### Written problem
Copy every row below, character for character, without changing anything.

### Provided data
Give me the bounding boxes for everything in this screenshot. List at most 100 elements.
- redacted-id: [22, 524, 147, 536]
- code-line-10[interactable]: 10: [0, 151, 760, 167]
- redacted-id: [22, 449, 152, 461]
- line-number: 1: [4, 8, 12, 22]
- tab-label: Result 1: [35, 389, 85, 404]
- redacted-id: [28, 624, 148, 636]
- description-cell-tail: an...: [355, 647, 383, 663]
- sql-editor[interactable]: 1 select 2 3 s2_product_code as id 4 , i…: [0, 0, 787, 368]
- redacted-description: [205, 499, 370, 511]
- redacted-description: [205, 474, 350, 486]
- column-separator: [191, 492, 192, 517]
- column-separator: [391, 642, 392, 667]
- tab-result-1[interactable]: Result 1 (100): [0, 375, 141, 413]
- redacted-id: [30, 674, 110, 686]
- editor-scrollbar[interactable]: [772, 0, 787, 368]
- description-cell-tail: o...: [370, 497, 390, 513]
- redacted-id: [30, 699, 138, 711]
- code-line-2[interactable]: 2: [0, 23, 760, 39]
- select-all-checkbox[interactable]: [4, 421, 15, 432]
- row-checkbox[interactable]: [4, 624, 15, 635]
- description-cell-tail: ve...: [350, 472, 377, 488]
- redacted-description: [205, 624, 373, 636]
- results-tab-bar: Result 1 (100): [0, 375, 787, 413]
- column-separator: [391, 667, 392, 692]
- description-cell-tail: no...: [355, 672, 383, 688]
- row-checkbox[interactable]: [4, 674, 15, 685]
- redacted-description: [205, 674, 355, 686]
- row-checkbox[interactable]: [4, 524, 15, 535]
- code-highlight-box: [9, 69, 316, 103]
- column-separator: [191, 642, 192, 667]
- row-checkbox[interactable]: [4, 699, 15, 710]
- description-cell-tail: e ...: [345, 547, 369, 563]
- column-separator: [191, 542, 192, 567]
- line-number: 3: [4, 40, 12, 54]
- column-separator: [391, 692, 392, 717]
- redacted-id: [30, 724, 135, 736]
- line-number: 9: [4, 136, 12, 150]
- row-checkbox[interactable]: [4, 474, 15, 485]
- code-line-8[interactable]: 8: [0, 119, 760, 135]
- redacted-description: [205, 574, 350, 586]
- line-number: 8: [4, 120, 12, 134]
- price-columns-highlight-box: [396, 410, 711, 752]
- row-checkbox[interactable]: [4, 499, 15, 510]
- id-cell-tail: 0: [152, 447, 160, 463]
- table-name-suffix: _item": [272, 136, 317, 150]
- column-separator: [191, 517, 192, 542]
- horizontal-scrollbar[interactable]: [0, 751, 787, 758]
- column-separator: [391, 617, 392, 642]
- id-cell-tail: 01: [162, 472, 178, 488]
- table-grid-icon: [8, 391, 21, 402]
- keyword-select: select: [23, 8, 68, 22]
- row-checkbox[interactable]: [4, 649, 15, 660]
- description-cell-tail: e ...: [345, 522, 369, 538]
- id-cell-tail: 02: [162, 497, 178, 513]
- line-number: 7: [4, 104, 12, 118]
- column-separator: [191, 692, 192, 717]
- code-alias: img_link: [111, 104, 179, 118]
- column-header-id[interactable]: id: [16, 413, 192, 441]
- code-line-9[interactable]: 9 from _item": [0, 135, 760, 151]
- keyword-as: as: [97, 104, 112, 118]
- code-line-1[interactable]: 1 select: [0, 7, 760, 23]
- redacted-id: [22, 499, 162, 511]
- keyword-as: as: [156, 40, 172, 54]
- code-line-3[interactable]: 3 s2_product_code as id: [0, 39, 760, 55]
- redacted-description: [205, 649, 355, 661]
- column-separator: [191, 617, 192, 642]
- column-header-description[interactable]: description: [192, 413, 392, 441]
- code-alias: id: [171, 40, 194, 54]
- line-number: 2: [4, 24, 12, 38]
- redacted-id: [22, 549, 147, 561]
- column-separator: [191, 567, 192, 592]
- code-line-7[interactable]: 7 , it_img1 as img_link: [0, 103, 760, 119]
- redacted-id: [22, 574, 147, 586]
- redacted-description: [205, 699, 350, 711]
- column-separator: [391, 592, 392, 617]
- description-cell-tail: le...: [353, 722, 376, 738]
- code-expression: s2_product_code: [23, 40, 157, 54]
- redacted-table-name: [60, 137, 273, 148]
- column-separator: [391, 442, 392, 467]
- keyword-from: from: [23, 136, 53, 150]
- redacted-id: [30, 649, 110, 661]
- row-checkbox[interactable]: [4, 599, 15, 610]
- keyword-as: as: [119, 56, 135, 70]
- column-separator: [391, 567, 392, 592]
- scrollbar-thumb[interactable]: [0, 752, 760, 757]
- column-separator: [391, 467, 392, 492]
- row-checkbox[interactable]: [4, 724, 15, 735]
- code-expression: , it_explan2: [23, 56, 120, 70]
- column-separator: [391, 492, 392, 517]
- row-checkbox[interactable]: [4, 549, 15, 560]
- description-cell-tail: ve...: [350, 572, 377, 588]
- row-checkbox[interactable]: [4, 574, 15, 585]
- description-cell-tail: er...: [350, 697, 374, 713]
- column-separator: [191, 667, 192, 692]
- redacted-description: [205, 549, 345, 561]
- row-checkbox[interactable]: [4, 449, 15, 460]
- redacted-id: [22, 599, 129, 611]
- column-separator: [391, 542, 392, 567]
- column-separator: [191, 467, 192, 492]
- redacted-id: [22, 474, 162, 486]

### Answer
Give me the bounding boxes for everything in this screenshot. List at most 100 elements.
- redacted-id: [22, 524, 147, 536]
- code-line-10[interactable]: 10: [0, 151, 760, 167]
- redacted-id: [22, 449, 152, 461]
- line-number: 1: [4, 8, 12, 22]
- tab-label: Result 1: [35, 389, 85, 404]
- redacted-id: [28, 624, 148, 636]
- description-cell-tail: an...: [355, 647, 383, 663]
- sql-editor[interactable]: 1 select 2 3 s2_product_code as id 4 , i…: [0, 0, 787, 368]
- redacted-description: [205, 499, 370, 511]
- redacted-description: [205, 474, 350, 486]
- column-separator: [191, 492, 192, 517]
- column-separator: [391, 642, 392, 667]
- tab-result-1[interactable]: Result 1 (100): [0, 375, 141, 413]
- redacted-id: [30, 674, 110, 686]
- editor-scrollbar[interactable]: [772, 0, 787, 368]
- description-cell-tail: o...: [370, 497, 390, 513]
- redacted-id: [30, 699, 138, 711]
- code-line-2[interactable]: 2: [0, 23, 760, 39]
- select-all-checkbox[interactable]: [4, 421, 15, 432]
- row-checkbox[interactable]: [4, 624, 15, 635]
- description-cell-tail: ve...: [350, 472, 377, 488]
- redacted-description: [205, 624, 373, 636]
- results-tab-bar: Result 1 (100): [0, 375, 787, 413]
- column-separator: [391, 667, 392, 692]
- description-cell-tail: no...: [355, 672, 383, 688]
- row-checkbox[interactable]: [4, 674, 15, 685]
- redacted-description: [205, 674, 355, 686]
- row-checkbox[interactable]: [4, 524, 15, 535]
- code-highlight-box: [9, 69, 316, 103]
- column-separator: [191, 642, 192, 667]
- row-checkbox[interactable]: [4, 699, 15, 710]
- description-cell-tail: e ...: [345, 547, 369, 563]
- column-separator: [191, 542, 192, 567]
- line-number: 3: [4, 40, 12, 54]
- column-separator: [391, 692, 392, 717]
- redacted-id: [30, 724, 135, 736]
- line-number: 9: [4, 136, 12, 150]
- row-checkbox[interactable]: [4, 474, 15, 485]
- code-line-8[interactable]: 8: [0, 119, 760, 135]
- redacted-description: [205, 574, 350, 586]
- line-number: 8: [4, 120, 12, 134]
- price-columns-highlight-box: [396, 410, 711, 752]
- row-checkbox[interactable]: [4, 499, 15, 510]
- id-cell-tail: 0: [152, 447, 160, 463]
- table-name-suffix: _item": [272, 136, 317, 150]
- column-separator: [191, 517, 192, 542]
- horizontal-scrollbar[interactable]: [0, 751, 787, 758]
- column-separator: [391, 617, 392, 642]
- id-cell-tail: 01: [162, 472, 178, 488]
- table-grid-icon: [8, 391, 21, 402]
- keyword-select: select: [23, 8, 68, 22]
- row-checkbox[interactable]: [4, 649, 15, 660]
- description-cell-tail: e ...: [345, 522, 369, 538]
- id-cell-tail: 02: [162, 497, 178, 513]
- line-number: 7: [4, 104, 12, 118]
- column-separator: [191, 692, 192, 717]
- code-alias: img_link: [111, 104, 179, 118]
- column-header-id[interactable]: id: [16, 413, 192, 441]
- code-line-9[interactable]: 9 from _item": [0, 135, 760, 151]
- keyword-as: as: [97, 104, 112, 118]
- code-line-1[interactable]: 1 select: [0, 7, 760, 23]
- redacted-id: [22, 499, 162, 511]
- keyword-as: as: [156, 40, 172, 54]
- code-line-3[interactable]: 3 s2_product_code as id: [0, 39, 760, 55]
- redacted-description: [205, 649, 355, 661]
- column-separator: [191, 617, 192, 642]
- column-header-description[interactable]: description: [192, 413, 392, 441]
- code-alias: id: [171, 40, 194, 54]
- line-number: 2: [4, 24, 12, 38]
- redacted-id: [22, 549, 147, 561]
- column-separator: [191, 567, 192, 592]
- code-line-7[interactable]: 7 , it_img1 as img_link: [0, 103, 760, 119]
- redacted-id: [22, 574, 147, 586]
- redacted-description: [205, 699, 350, 711]
- column-separator: [391, 592, 392, 617]
- description-cell-tail: le...: [353, 722, 376, 738]
- code-expression: s2_product_code: [23, 40, 157, 54]
- redacted-table-name: [60, 137, 273, 148]
- column-separator: [391, 442, 392, 467]
- keyword-from: from: [23, 136, 53, 150]
- redacted-id: [30, 649, 110, 661]
- row-checkbox[interactable]: [4, 599, 15, 610]
- keyword-as: as: [119, 56, 135, 70]
- column-separator: [391, 567, 392, 592]
- scrollbar-thumb[interactable]: [0, 752, 760, 757]
- column-separator: [391, 467, 392, 492]
- row-checkbox[interactable]: [4, 724, 15, 735]
- code-expression: , it_explan2: [23, 56, 120, 70]
- column-separator: [391, 492, 392, 517]
- row-checkbox[interactable]: [4, 549, 15, 560]
- description-cell-tail: ve...: [350, 572, 377, 588]
- row-checkbox[interactable]: [4, 574, 15, 585]
- description-cell-tail: er...: [350, 697, 374, 713]
- column-separator: [191, 667, 192, 692]
- redacted-description: [205, 549, 345, 561]
- row-checkbox[interactable]: [4, 449, 15, 460]
- redacted-id: [22, 599, 129, 611]
- column-separator: [391, 542, 392, 567]
- column-separator: [191, 467, 192, 492]
- redacted-id: [22, 474, 162, 486]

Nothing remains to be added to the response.